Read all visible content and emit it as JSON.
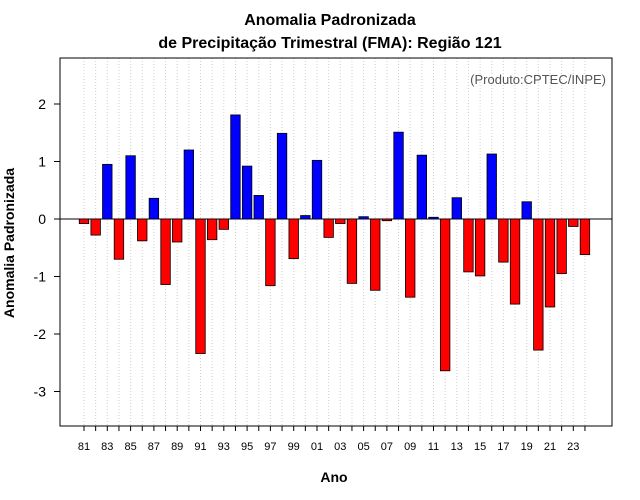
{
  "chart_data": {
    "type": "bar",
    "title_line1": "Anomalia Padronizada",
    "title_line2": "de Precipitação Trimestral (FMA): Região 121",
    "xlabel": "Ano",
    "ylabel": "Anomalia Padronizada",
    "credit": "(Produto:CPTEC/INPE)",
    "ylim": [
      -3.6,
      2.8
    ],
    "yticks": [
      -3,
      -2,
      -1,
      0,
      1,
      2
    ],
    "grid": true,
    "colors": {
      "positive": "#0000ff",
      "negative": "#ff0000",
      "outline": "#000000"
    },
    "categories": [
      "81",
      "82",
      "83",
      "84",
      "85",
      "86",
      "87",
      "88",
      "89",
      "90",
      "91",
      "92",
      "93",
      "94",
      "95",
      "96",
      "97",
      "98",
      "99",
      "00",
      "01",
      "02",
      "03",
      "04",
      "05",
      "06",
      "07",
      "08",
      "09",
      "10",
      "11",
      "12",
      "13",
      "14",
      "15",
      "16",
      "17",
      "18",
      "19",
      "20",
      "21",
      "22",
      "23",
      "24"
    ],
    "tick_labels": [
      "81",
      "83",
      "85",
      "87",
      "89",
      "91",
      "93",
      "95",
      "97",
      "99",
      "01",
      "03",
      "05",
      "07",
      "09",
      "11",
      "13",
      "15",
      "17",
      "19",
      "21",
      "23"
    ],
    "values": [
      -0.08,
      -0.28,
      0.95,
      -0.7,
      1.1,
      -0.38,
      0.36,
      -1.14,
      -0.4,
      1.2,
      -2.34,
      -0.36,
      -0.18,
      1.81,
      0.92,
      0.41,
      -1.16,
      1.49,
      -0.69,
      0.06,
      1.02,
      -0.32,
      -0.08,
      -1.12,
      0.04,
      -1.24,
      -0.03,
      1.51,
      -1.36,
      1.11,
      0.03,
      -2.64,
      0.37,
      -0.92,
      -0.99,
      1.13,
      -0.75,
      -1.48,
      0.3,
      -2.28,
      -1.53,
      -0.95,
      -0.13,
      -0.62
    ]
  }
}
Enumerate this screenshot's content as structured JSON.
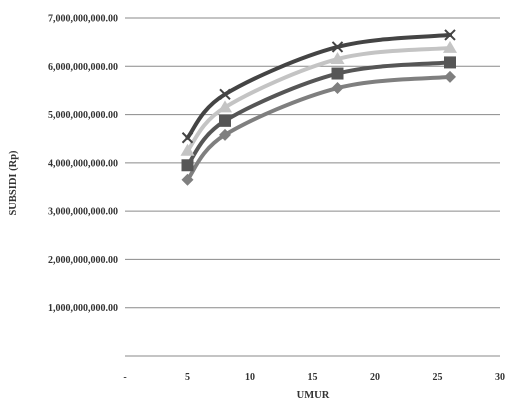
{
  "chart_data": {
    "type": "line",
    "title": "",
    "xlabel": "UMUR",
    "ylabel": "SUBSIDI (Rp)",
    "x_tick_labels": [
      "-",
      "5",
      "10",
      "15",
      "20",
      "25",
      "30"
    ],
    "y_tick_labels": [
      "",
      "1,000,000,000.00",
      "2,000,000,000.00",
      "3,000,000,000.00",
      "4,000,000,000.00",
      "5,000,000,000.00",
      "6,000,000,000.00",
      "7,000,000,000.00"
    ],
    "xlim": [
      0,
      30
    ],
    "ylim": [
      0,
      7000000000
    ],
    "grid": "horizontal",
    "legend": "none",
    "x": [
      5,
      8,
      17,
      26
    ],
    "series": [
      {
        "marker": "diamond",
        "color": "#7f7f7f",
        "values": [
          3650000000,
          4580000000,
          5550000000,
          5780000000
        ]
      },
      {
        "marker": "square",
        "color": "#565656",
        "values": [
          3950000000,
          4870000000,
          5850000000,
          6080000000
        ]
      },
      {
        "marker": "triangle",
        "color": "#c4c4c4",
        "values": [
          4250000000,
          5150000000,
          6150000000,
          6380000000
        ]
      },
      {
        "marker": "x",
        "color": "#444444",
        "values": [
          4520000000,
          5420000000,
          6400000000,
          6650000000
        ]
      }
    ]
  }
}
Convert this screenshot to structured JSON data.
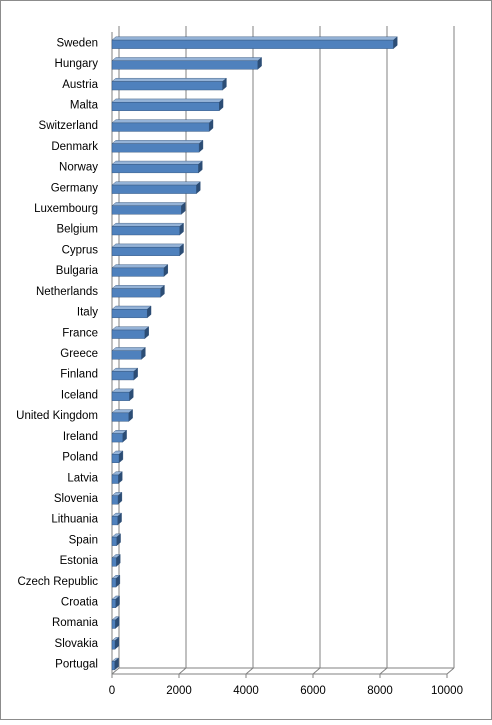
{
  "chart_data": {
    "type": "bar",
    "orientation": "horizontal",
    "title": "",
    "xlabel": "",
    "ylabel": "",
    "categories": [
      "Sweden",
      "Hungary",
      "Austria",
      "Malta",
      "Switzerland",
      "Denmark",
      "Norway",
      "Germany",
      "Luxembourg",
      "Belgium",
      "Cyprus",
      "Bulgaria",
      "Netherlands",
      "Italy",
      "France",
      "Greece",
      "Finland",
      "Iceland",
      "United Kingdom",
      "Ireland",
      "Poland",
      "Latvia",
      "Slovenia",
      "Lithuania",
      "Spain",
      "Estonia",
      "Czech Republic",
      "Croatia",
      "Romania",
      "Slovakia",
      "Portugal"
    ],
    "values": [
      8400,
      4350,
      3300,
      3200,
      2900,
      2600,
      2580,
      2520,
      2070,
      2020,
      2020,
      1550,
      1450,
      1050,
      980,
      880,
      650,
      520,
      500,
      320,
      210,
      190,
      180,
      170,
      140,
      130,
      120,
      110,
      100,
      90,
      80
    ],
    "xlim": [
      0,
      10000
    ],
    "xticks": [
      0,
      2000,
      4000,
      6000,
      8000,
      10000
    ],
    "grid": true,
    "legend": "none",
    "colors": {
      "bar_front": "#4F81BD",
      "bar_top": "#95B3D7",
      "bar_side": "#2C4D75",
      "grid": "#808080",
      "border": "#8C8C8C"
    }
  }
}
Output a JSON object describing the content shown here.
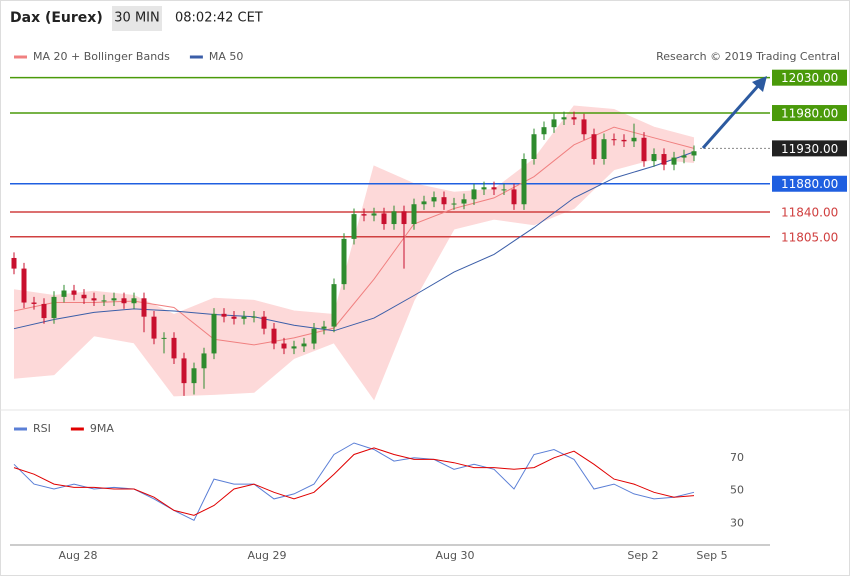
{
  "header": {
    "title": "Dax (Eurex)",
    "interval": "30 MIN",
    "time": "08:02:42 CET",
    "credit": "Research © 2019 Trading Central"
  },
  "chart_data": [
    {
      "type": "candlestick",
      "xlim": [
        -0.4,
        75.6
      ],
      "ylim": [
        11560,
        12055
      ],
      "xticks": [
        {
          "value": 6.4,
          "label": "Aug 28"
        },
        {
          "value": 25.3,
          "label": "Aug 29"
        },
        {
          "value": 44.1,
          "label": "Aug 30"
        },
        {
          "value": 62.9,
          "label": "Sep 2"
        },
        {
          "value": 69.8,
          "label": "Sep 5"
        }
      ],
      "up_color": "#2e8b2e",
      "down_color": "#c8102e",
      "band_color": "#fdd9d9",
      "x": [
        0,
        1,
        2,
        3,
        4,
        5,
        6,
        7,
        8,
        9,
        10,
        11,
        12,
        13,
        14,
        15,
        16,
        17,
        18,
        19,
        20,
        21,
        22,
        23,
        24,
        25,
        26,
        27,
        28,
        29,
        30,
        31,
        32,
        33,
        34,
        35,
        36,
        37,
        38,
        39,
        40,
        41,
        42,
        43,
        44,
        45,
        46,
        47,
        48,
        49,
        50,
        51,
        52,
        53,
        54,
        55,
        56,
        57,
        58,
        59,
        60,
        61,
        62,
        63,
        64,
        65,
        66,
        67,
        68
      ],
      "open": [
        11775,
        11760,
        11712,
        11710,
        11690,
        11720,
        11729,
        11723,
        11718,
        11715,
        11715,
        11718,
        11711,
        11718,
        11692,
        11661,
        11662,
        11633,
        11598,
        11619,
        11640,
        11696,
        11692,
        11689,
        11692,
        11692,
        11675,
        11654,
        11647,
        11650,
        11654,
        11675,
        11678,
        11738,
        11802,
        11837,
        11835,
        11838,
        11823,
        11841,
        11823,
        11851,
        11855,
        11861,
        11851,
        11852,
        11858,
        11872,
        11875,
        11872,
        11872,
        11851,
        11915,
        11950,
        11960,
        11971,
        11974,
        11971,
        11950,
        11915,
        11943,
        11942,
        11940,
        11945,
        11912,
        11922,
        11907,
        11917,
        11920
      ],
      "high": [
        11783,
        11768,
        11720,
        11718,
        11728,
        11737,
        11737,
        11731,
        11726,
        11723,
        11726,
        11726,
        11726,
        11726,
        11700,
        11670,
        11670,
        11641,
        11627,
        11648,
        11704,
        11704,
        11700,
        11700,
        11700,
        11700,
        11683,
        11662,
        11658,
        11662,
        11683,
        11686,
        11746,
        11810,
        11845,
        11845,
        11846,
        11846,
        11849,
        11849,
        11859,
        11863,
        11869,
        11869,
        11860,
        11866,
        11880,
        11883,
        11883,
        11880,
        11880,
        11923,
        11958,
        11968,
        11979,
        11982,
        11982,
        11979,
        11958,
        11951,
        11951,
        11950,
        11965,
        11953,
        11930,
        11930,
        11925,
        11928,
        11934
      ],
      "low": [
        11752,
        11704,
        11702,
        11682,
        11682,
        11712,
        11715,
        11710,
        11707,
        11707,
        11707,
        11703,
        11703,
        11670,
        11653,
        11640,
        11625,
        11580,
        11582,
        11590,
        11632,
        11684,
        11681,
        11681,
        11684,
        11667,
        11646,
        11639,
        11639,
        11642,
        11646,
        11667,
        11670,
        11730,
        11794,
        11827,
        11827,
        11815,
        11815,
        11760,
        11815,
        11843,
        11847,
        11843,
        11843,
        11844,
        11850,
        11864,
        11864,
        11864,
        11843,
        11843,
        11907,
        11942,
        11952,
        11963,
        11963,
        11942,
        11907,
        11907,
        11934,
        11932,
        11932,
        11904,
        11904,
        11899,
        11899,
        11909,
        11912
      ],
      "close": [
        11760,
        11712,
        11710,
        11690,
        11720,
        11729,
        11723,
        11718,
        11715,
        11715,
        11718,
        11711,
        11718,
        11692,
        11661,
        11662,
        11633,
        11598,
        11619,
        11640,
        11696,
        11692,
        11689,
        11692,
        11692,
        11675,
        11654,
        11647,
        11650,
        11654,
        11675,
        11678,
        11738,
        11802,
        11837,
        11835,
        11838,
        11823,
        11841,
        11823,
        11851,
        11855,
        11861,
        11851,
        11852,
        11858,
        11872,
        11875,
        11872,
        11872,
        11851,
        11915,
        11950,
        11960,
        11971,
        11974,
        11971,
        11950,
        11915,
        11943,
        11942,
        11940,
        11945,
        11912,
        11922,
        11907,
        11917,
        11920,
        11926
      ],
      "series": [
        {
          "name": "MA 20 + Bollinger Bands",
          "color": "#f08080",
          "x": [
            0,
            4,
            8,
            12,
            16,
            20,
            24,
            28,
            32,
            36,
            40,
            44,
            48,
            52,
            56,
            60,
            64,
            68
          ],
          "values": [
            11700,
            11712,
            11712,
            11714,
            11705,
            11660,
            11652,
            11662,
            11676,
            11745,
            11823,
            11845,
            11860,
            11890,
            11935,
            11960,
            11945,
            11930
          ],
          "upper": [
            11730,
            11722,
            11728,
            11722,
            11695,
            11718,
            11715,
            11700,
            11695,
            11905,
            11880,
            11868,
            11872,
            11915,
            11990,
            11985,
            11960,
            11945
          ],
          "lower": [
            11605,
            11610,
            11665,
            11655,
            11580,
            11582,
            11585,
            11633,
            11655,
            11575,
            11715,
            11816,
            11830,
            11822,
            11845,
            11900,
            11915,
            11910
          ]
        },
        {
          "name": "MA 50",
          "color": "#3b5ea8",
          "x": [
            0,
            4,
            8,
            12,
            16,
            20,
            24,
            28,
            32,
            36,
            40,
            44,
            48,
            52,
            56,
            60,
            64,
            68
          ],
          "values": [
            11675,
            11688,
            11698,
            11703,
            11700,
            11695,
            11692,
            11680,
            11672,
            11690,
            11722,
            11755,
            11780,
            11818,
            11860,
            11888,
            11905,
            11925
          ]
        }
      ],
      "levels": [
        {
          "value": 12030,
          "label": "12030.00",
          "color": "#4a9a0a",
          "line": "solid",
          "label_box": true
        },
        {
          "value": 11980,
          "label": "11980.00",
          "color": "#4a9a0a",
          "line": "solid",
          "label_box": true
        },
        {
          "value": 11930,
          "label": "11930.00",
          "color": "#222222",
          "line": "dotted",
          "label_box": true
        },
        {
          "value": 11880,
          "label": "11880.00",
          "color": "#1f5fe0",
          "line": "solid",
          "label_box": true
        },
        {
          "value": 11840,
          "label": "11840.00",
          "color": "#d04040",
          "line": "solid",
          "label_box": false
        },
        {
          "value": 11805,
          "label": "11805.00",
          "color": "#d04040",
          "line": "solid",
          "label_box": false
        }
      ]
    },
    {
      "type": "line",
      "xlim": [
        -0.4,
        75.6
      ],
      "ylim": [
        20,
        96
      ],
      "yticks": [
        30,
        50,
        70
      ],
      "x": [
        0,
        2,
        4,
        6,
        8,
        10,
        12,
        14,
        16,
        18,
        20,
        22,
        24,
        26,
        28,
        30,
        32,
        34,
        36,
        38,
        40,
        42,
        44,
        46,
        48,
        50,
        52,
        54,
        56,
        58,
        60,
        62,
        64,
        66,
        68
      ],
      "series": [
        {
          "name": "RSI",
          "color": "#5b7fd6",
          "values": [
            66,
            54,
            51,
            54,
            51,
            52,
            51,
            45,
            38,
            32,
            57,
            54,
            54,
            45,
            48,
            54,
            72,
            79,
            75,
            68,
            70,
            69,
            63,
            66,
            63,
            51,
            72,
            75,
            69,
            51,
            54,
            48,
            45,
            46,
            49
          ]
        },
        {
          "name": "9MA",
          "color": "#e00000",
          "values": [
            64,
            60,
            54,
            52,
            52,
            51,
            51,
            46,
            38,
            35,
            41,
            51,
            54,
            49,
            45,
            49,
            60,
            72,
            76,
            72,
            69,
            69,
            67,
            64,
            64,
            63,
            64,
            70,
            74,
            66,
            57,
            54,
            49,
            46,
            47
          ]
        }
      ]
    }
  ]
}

-------------------------

== Written problem ==
Search the records for the word "name" and copy every line where it occurs.

== Task solution ==
          "name": "MA 20 + Bollinger Bands",
          "name": "MA 50",
          "name": "RSI",
          "name": "9MA",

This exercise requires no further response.